-- START Entries --
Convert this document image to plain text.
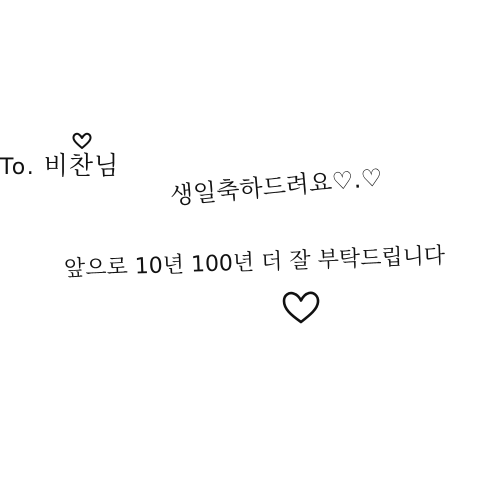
To. 비찬님 생일축하드려요♡.♡
앞으로 10년 100년 더 잘 부탁드립니다
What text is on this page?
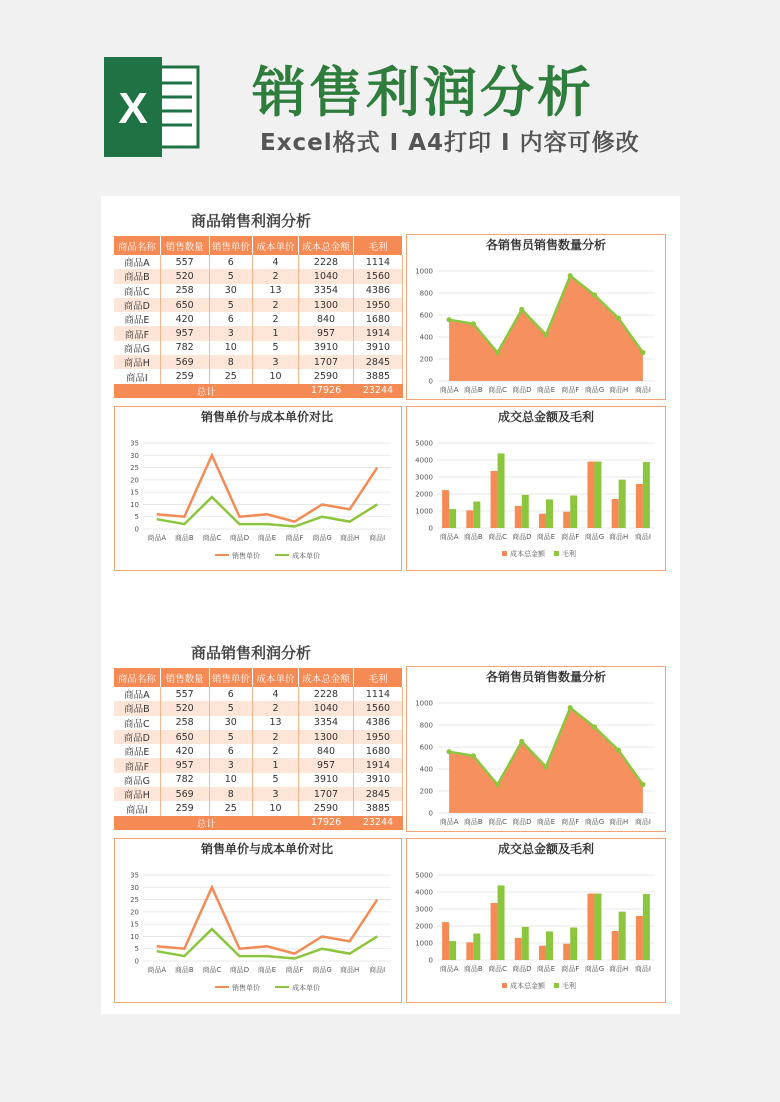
X 销售利润分析
Excel格式 Ⅰ A4打印 Ⅰ 内容可修改
商品销售利润分析
商品名称	销售数量	销售单价	成本单价	成本总金额	毛利
商品A	557	6	4	2228	1114
商品B	520	5	2	1040	1560
商品C	258	30	13	3354	4386
商品D	650	5	2	1300	1950
商品E	420	6	2	840	1680
商品F	957	3	1	957	1914
商品G	782	10	5	3910	3910
商品H	569	8	3	1707	2845
商品I	259	25	10	2590	3885
总计				17926	23244
各销售员销售数量分析
0
200
400
600
800
1000
商品A 商品B 商品C 商品D 商品E 商品F 商品G 商品H 商品I
销售单价与成本单价对比
0
5
10
15
20
25
30
35
商品A 商品B 商品C 商品D 商品E 商品F 商品G 商品H 商品I
销售单价	成本单价
成交总金额及毛利
0
1000
2000
3000
4000
5000
商品A 商品B 商品C 商品D 商品E 商品F 商品G 商品H 商品I
成本总金额 毛利
商品销售利润分析
商品名称	销售数量	销售单价	成本单价	成本总金额	毛利
商品A	557	6	4	2228	1114
商品B	520	5	2	1040	1560
商品C	258	30	13	3354	4386
商品D	650	5	2	1300	1950
商品E	420	6	2	840	1680
商品F	957	3	1	957	1914
商品G	782	10	5	3910	3910
商品H	569	8	3	1707	2845
商品I	259	25	10	2590	3885
总计				17926	23244
各销售员销售数量分析
0
200
400
600
800
1000
商品A 商品B 商品C 商品D 商品E 商品F 商品G 商品H 商品I
销售单价与成本单价对比
0
5
10
15
20
25
30
35
商品A 商品B 商品C 商品D 商品E 商品F 商品G 商品H 商品I
销售单价	成本单价
成交总金额及毛利
0
1000
2000
3000
4000
5000
商品A 商品B 商品C 商品D 商品E 商品F 商品G 商品H 商品I
成本总金额 毛利
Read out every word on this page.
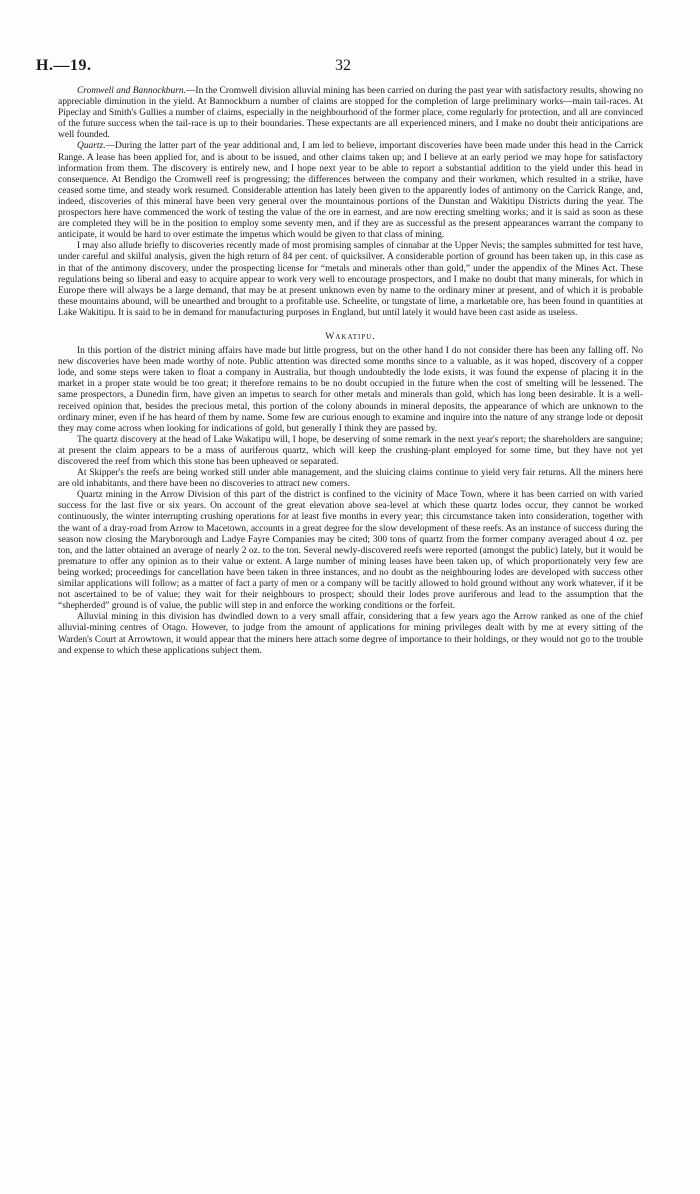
H.—19.	32

Cromwell and Bannockburn.—In the Cromwell division alluvial mining has been carried on during the past year with satisfactory results, showing no appreciable diminution in the yield. At Bannockburn a number of claims are stopped for the completion of large preliminary works—main tail-races. At Pipeclay and Smith's Gullies a number of claims, especially in the neighbourhood of the former place, come regularly for protection, and all are convinced of the future success when the tail-race is up to their boundaries. These expectants are all experienced miners, and I make no doubt their anticipations are well founded.

Quartz.—During the latter part of the year additional and, I am led to believe, important discoveries have been made under this head in the Carrick Range. A lease has been applied for, and is about to be issued, and other claims taken up; and I believe at an early period we may hope for satisfactory information from them. The discovery is entirely new, and I hope next year to be able to report a substantial addition to the yield under this head in consequence. At Bendigo the Cromwell reef is progressing; the differences between the company and their workmen, which resulted in a strike, have ceased some time, and steady work resumed. Considerable attention has lately been given to the apparently lodes of antimony on the Carrick Range, and, indeed, discoveries of this mineral have been very general over the mountainous portions of the Dunstan and Wakitipu Districts during the year. The prospectors here have commenced the work of testing the value of the ore in earnest, and are now erecting smelting works; and it is said as soon as these are completed they will be in the position to employ some seventy men, and if they are as successful as the present appearances warrant the company to anticipate, it would be hard to over estimate the impetus which would be given to that class of mining.

I may also allude briefly to discoveries recently made of most promising samples of cinnabar at the Upper Nevis; the samples submitted for test have, under careful and skilful analysis, given the high return of 84 per cent. of quicksilver. A considerable portion of ground has been taken up, in this case as in that of the antimony discovery, under the prospecting license for “metals and minerals other than gold,” under the appendix of the Mines Act. These regulations being so liberal and easy to acquire appear to work very well to encourage prospectors, and I make no doubt that many minerals, for which in Europe there will always be a large demand, that may be at present unknown even by name to the ordinary miner at present, and of which it is probable these mountains abound, will be unearthed and brought to a profitable use. Scheelite, or tungstate of lime, a marketable ore, has been found in quantities at Lake Wakitipu. It is said to be in demand for manufacturing purposes in England, but until lately it would have been cast aside as useless.

Wakatipu.

In this portion of the district mining affairs have made but little progress, but on the other hand I do not consider there has been any falling off. No new discoveries have been made worthy of note. Public attention was directed some months since to a valuable, as it was hoped, discovery of a copper lode, and some steps were taken to float a company in Australia, but though undoubtedly the lode exists, it was found the expense of placing it in the market in a proper state would be too great; it therefore remains to be no doubt occupied in the future when the cost of smelting will be lessened. The same prospectors, a Dunedin firm, have given an impetus to search for other metals and minerals than gold, which has long been desirable. It is a well-received opinion that, besides the precious metal, this portion of the colony abounds in mineral deposits, the appearance of which are unknown to the ordinary miner, even if he has heard of them by name. Some few are curious enough to examine and inquire into the nature of any strange lode or deposit they may come across when looking for indications of gold, but generally I think they are passed by.

The quartz discovery at the head of Lake Wakatipu will, I hope, be deserving of some remark in the next year's report; the shareholders are sanguine; at present the claim appears to be a mass of auriferous quartz, which will keep the crushing-plant employed for some time, but they have not yet discovered the reef from which this stone has been upheaved or separated.

At Skipper's the reefs are being worked still under able management, and the sluicing claims continue to yield very fair returns. All the miners here are old inhabitants, and there have been no discoveries to attract new comers.

Quartz mining in the Arrow Division of this part of the district is confined to the vicinity of Mace Town, where it has been carried on with varied success for the last five or six years. On account of the great elevation above sea-level at which these quartz lodes occur, they cannot be worked continuously, the winter interrupting crushing operations for at least five months in every year; this circumstance taken into consideration, together with the want of a dray-road from Arrow to Macetown, accounts in a great degree for the slow development of these reefs. As an instance of success during the season now closing the Maryborough and Ladye Fayre Companies may be cited; 300 tons of quartz from the former company averaged about 4 oz. per ton, and the latter obtained an average of nearly 2 oz. to the ton. Several newly-discovered reefs were reported (amongst the public) lately, but it would be premature to offer any opinion as to their value or extent. A large number of mining leases have been taken up, of which proportionately very few are being worked; proceedings for cancellation have been taken in three instances, and no doubt as the neighbouring lodes are developed with success other similar applications will follow; as a matter of fact a party of men or a company will be tacitly allowed to hold ground without any work whatever, if it be not ascertained to be of value; they wait for their neighbours to prospect; should their lodes prove auriferous and lead to the assumption that the “shepherded” ground is of value, the public will step in and enforce the working conditions or the forfeit.

Alluvial mining in this division has dwindled down to a very small affair, considering that a few years ago the Arrow ranked as one of the chief alluvial-mining centres of Otago. However, to judge from the amount of applications for mining privileges dealt with by me at every sitting of the Warden's Court at Arrowtown, it would appear that the miners here attach some degree of importance to their holdings, or they would not go to the trouble and expense to which these applications subject them.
-- END Entries --
Task requirements | Exclude every picture and copy the remaining data exactly.

The result |
Convert this document image to plain text.
To. 비찬님 생일축하드려요♡.♡
앞으로 10년 100년 더 잘 부탁드립니다
What text is on this page?
X 销售利润分析
Excel格式 Ⅰ A4打印 Ⅰ 内容可修改
商品销售利润分析
商品名称	销售数量	销售单价	成本单价	成本总金额	毛利
商品A	557	6	4	2228	1114
商品B	520	5	2	1040	1560
商品C	258	30	13	3354	4386
商品D	650	5	2	1300	1950
商品E	420	6	2	840	1680
商品F	957	3	1	957	1914
商品G	782	10	5	3910	3910
商品H	569	8	3	1707	2845
商品I	259	25	10	2590	3885
总计				17926	23244
各销售员销售数量分析
0
200
400
600
800
1000
商品A 商品B 商品C 商品D 商品E 商品F 商品G 商品H 商品I
销售单价与成本单价对比
0
5
10
15
20
25
30
35
商品A 商品B 商品C 商品D 商品E 商品F 商品G 商品H 商品I
销售单价	成本单价
成交总金额及毛利
0
1000
2000
3000
4000
5000
商品A 商品B 商品C 商品D 商品E 商品F 商品G 商品H 商品I
成本总金额 毛利
商品销售利润分析
商品名称	销售数量	销售单价	成本单价	成本总金额	毛利
商品A	557	6	4	2228	1114
商品B	520	5	2	1040	1560
商品C	258	30	13	3354	4386
商品D	650	5	2	1300	1950
商品E	420	6	2	840	1680
商品F	957	3	1	957	1914
商品G	782	10	5	3910	3910
商品H	569	8	3	1707	2845
商品I	259	25	10	2590	3885
总计				17926	23244
各销售员销售数量分析
0
200
400
600
800
1000
商品A 商品B 商品C 商品D 商品E 商品F 商品G 商品H 商品I
销售单价与成本单价对比
0
5
10
15
20
25
30
35
商品A 商品B 商品C 商品D 商品E 商品F 商品G 商品H 商品I
销售单价	成本单价
成交总金额及毛利
0
1000
2000
3000
4000
5000
商品A 商品B 商品C 商品D 商品E 商品F 商品G 商品H 商品I
成本总金额 毛利
Read out every word on this page.
H.—19.	32

Cromwell and Bannockburn.—In the Cromwell division alluvial mining has been carried on during the past year with satisfactory results, showing no appreciable diminution in the yield. At Bannockburn a number of claims are stopped for the completion of large preliminary works—main tail-races. At Pipeclay and Smith's Gullies a number of claims, especially in the neighbourhood of the former place, come regularly for protection, and all are convinced of the future success when the tail-race is up to their boundaries. These expectants are all experienced miners, and I make no doubt their anticipations are well founded.

Quartz.—During the latter part of the year additional and, I am led to believe, important discoveries have been made under this head in the Carrick Range. A lease has been applied for, and is about to be issued, and other claims taken up; and I believe at an early period we may hope for satisfactory information from them. The discovery is entirely new, and I hope next year to be able to report a substantial addition to the yield under this head in consequence. At Bendigo the Cromwell reef is progressing; the differences between the company and their workmen, which resulted in a strike, have ceased some time, and steady work resumed. Considerable attention has lately been given to the apparently lodes of antimony on the Carrick Range, and, indeed, discoveries of this mineral have been very general over the mountainous portions of the Dunstan and Wakitipu Districts during the year. The prospectors here have commenced the work of testing the value of the ore in earnest, and are now erecting smelting works; and it is said as soon as these are completed they will be in the position to employ some seventy men, and if they are as successful as the present appearances warrant the company to anticipate, it would be hard to over estimate the impetus which would be given to that class of mining.

I may also allude briefly to discoveries recently made of most promising samples of cinnabar at the Upper Nevis; the samples submitted for test have, under careful and skilful analysis, given the high return of 84 per cent. of quicksilver. A considerable portion of ground has been taken up, in this case as in that of the antimony discovery, under the prospecting license for “metals and minerals other than gold,” under the appendix of the Mines Act. These regulations being so liberal and easy to acquire appear to work very well to encourage prospectors, and I make no doubt that many minerals, for which in Europe there will always be a large demand, that may be at present unknown even by name to the ordinary miner at present, and of which it is probable these mountains abound, will be unearthed and brought to a profitable use. Scheelite, or tungstate of lime, a marketable ore, has been found in quantities at Lake Wakitipu. It is said to be in demand for manufacturing purposes in England, but until lately it would have been cast aside as useless.

Wakatipu.

In this portion of the district mining affairs have made but little progress, but on the other hand I do not consider there has been any falling off. No new discoveries have been made worthy of note. Public attention was directed some months since to a valuable, as it was hoped, discovery of a copper lode, and some steps were taken to float a company in Australia, but though undoubtedly the lode exists, it was found the expense of placing it in the market in a proper state would be too great; it therefore remains to be no doubt occupied in the future when the cost of smelting will be lessened. The same prospectors, a Dunedin firm, have given an impetus to search for other metals and minerals than gold, which has long been desirable. It is a well-received opinion that, besides the precious metal, this portion of the colony abounds in mineral deposits, the appearance of which are unknown to the ordinary miner, even if he has heard of them by name. Some few are curious enough to examine and inquire into the nature of any strange lode or deposit they may come across when looking for indications of gold, but generally I think they are passed by.

The quartz discovery at the head of Lake Wakatipu will, I hope, be deserving of some remark in the next year's report; the shareholders are sanguine; at present the claim appears to be a mass of auriferous quartz, which will keep the crushing-plant employed for some time, but they have not yet discovered the reef from which this stone has been upheaved or separated.

At Skipper's the reefs are being worked still under able management, and the sluicing claims continue to yield very fair returns. All the miners here are old inhabitants, and there have been no discoveries to attract new comers.

Quartz mining in the Arrow Division of this part of the district is confined to the vicinity of Mace Town, where it has been carried on with varied success for the last five or six years. On account of the great elevation above sea-level at which these quartz lodes occur, they cannot be worked continuously, the winter interrupting crushing operations for at least five months in every year; this circumstance taken into consideration, together with the want of a dray-road from Arrow to Macetown, accounts in a great degree for the slow development of these reefs. As an instance of success during the season now closing the Maryborough and Ladye Fayre Companies may be cited; 300 tons of quartz from the former company averaged about 4 oz. per ton, and the latter obtained an average of nearly 2 oz. to the ton. Several newly-discovered reefs were reported (amongst the public) lately, but it would be premature to offer any opinion as to their value or extent. A large number of mining leases have been taken up, of which proportionately very few are being worked; proceedings for cancellation have been taken in three instances, and no doubt as the neighbouring lodes are developed with success other similar applications will follow; as a matter of fact a party of men or a company will be tacitly allowed to hold ground without any work whatever, if it be not ascertained to be of value; they wait for their neighbours to prospect; should their lodes prove auriferous and lead to the assumption that the “shepherded” ground is of value, the public will step in and enforce the working conditions or the forfeit.

Alluvial mining in this division has dwindled down to a very small affair, considering that a few years ago the Arrow ranked as one of the chief alluvial-mining centres of Otago. However, to judge from the amount of applications for mining privileges dealt with by me at every sitting of the Warden's Court at Arrowtown, it would appear that the miners here attach some degree of importance to their holdings, or they would not go to the trouble and expense to which these applications subject them.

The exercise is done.